Find the lines below that contain the word "structured" and count them. Only the number should be given.
— Start EXTRACTED ENTRIES —
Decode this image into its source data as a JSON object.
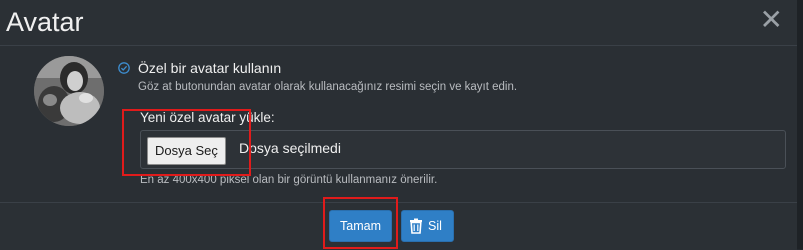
{
  "dialog": {
    "title": "Avatar",
    "close_label": "✕"
  },
  "custom_avatar": {
    "option_label": "Özel bir avatar kullanın",
    "description": "Göz at butonundan avatar olarak kullanacağınız resimi seçin ve kayıt edin."
  },
  "upload": {
    "label": "Yeni özel avatar yükle:",
    "button_label": "Dosya Seç",
    "status_text": "Dosya seçilmedi",
    "size_hint": "En az 400x400 piksel olan bir görüntü kullanmanız önerilir."
  },
  "footer": {
    "ok_label": "Tamam",
    "delete_label": "Sil"
  },
  "colors": {
    "primary": "#2f7fc6",
    "highlight": "#e01b1b",
    "background": "#2a2f34"
  },
  "icons": [
    "close-icon",
    "radio-check-icon",
    "trash-icon"
  ]
}
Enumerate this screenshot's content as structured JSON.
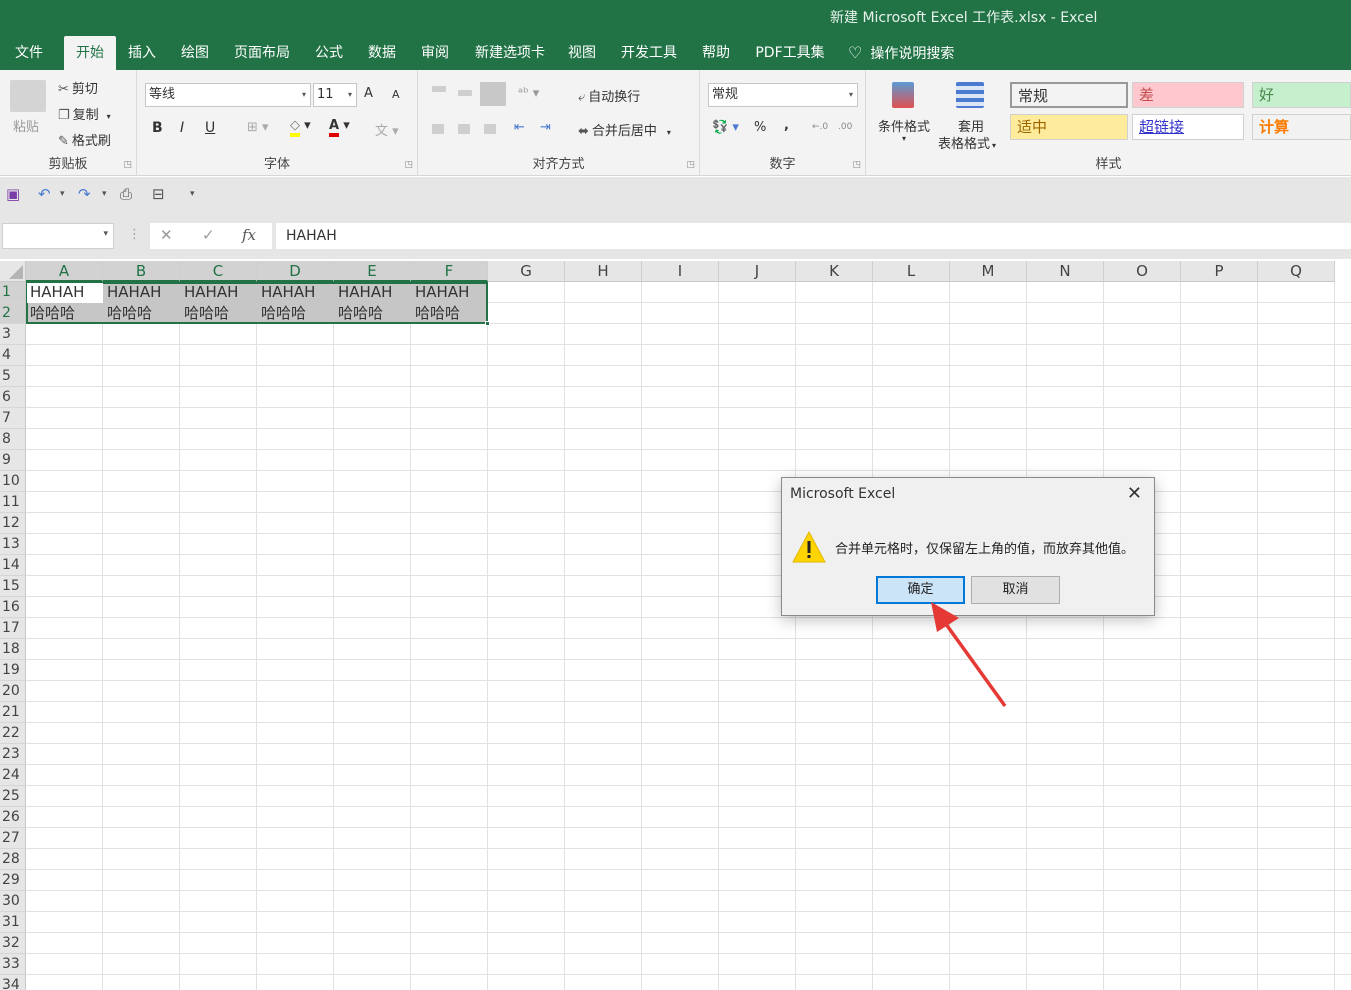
{
  "window": {
    "title": "新建 Microsoft Excel 工作表.xlsx  -  Excel"
  },
  "tabs": [
    {
      "label": "文件"
    },
    {
      "label": "开始"
    },
    {
      "label": "插入"
    },
    {
      "label": "绘图"
    },
    {
      "label": "页面布局"
    },
    {
      "label": "公式"
    },
    {
      "label": "数据"
    },
    {
      "label": "审阅"
    },
    {
      "label": "新建选项卡"
    },
    {
      "label": "视图"
    },
    {
      "label": "开发工具"
    },
    {
      "label": "帮助"
    },
    {
      "label": "PDF工具集"
    },
    {
      "label": "操作说明搜索"
    }
  ],
  "ribbon": {
    "clipboard": {
      "label": "剪贴板",
      "paste": "粘贴",
      "cut": "剪切",
      "copy": "复制",
      "format_painter": "格式刷"
    },
    "font": {
      "label": "字体",
      "font_name": "等线",
      "font_size": "11",
      "bold": "B",
      "italic": "I",
      "underline": "U",
      "grow": "A",
      "shrink": "A"
    },
    "alignment": {
      "label": "对齐方式",
      "wrap_text": "自动换行",
      "merge_center": "合并后居中"
    },
    "number": {
      "label": "数字",
      "format": "常规",
      "percent": "%",
      "comma": ","
    },
    "styles": {
      "label": "样式",
      "conditional": "条件格式",
      "table_format_1": "套用",
      "table_format_2": "表格格式",
      "cells": [
        {
          "text": "常规",
          "bg": "#ffffff",
          "fg": "#333333"
        },
        {
          "text": "差",
          "bg": "#ffc7ce",
          "fg": "#c0504d"
        },
        {
          "text": "好",
          "bg": "#c6efce",
          "fg": "#4a8a4a"
        },
        {
          "text": "适中",
          "bg": "#ffeb9c",
          "fg": "#9c6500"
        },
        {
          "text": "超链接",
          "bg": "#ffffff",
          "fg": "#3333cc"
        },
        {
          "text": "计算",
          "bg": "#f2f2f2",
          "fg": "#fa7d00"
        }
      ]
    }
  },
  "formula_bar": {
    "name_box": "",
    "fx": "fx",
    "value": "HAHAH"
  },
  "grid": {
    "columns": [
      "A",
      "B",
      "C",
      "D",
      "E",
      "F",
      "G",
      "H",
      "I",
      "J",
      "K",
      "L",
      "M",
      "N",
      "O",
      "P",
      "Q"
    ],
    "rows": [
      "1",
      "2",
      "3",
      "4",
      "5",
      "6",
      "7",
      "8",
      "9",
      "10",
      "11",
      "12",
      "13",
      "14",
      "15",
      "16",
      "17",
      "18",
      "19",
      "20",
      "21",
      "22",
      "23",
      "24",
      "25",
      "26",
      "27",
      "28",
      "29",
      "30",
      "31",
      "32",
      "33",
      "34"
    ],
    "row1": [
      "HAHAH",
      "HAHAH",
      "HAHAH",
      "HAHAH",
      "HAHAH",
      "HAHAH"
    ],
    "row2": [
      "哈哈哈",
      "哈哈哈",
      "哈哈哈",
      "哈哈哈",
      "哈哈哈",
      "哈哈哈"
    ]
  },
  "dialog": {
    "title": "Microsoft Excel",
    "message": "合并单元格时，仅保留左上角的值，而放弃其他值。",
    "ok": "确定",
    "cancel": "取消"
  },
  "colors": {
    "accent": "#217346",
    "annotation": "#e53935"
  }
}
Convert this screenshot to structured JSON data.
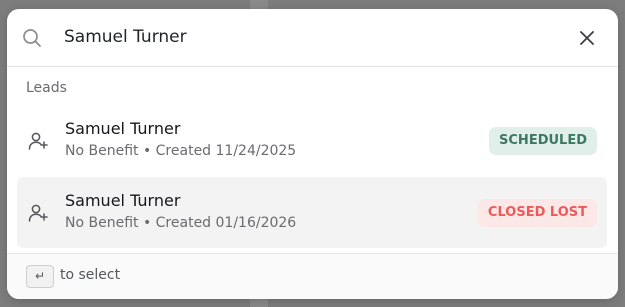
{
  "search": {
    "value": "Samuel Turner",
    "icon": "search-icon"
  },
  "section": {
    "label": "Leads"
  },
  "results": [
    {
      "name": "Samuel Turner",
      "meta": "No Benefit • Created 11/24/2025",
      "status": "SCHEDULED",
      "status_color": "#3e7762",
      "icon": "add-user-icon",
      "selected": false
    },
    {
      "name": "Samuel Turner",
      "meta": "No Benefit • Created 01/16/2026",
      "status": "CLOSED LOST",
      "status_color": "#ec5a5a",
      "icon": "add-user-icon",
      "selected": true
    }
  ],
  "footer": {
    "key": "↵",
    "hint": "to select"
  }
}
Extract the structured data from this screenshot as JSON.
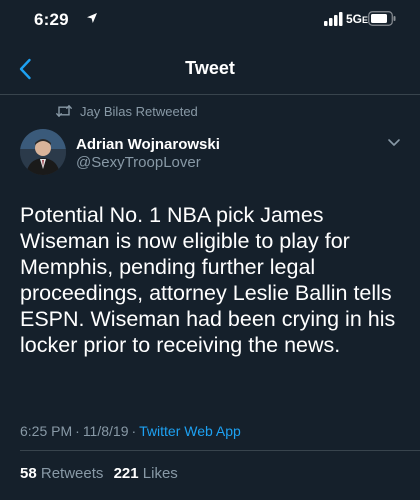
{
  "status_bar": {
    "time": "6:29",
    "network": "5G",
    "network_suffix": "E"
  },
  "nav": {
    "title": "Tweet",
    "back_icon": "chevron-left-icon"
  },
  "retweet_context": {
    "icon": "retweet-icon",
    "text": "Jay Bilas Retweeted"
  },
  "author": {
    "name": "Adrian Wojnarowski",
    "handle": "@SexyTroopLover"
  },
  "tweet": {
    "text": "Potential No. 1 NBA pick James Wiseman is now eligible to play for Memphis, pending further legal proceedings, attorney Leslie Ballin tells ESPN. Wiseman had been crying in his locker prior to receiving the news.",
    "time": "6:25 PM",
    "date": "11/8/19",
    "source": "Twitter Web App"
  },
  "stats": {
    "retweets_count": "58",
    "retweets_label": "Retweets",
    "likes_count": "221",
    "likes_label": "Likes"
  },
  "colors": {
    "background": "#15202b",
    "secondary_text": "#8899a6",
    "accent": "#1da1f2",
    "divider": "#38444d"
  }
}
— End EXTRACTED ENTRIES —
• RESULT OF THE TASK: 3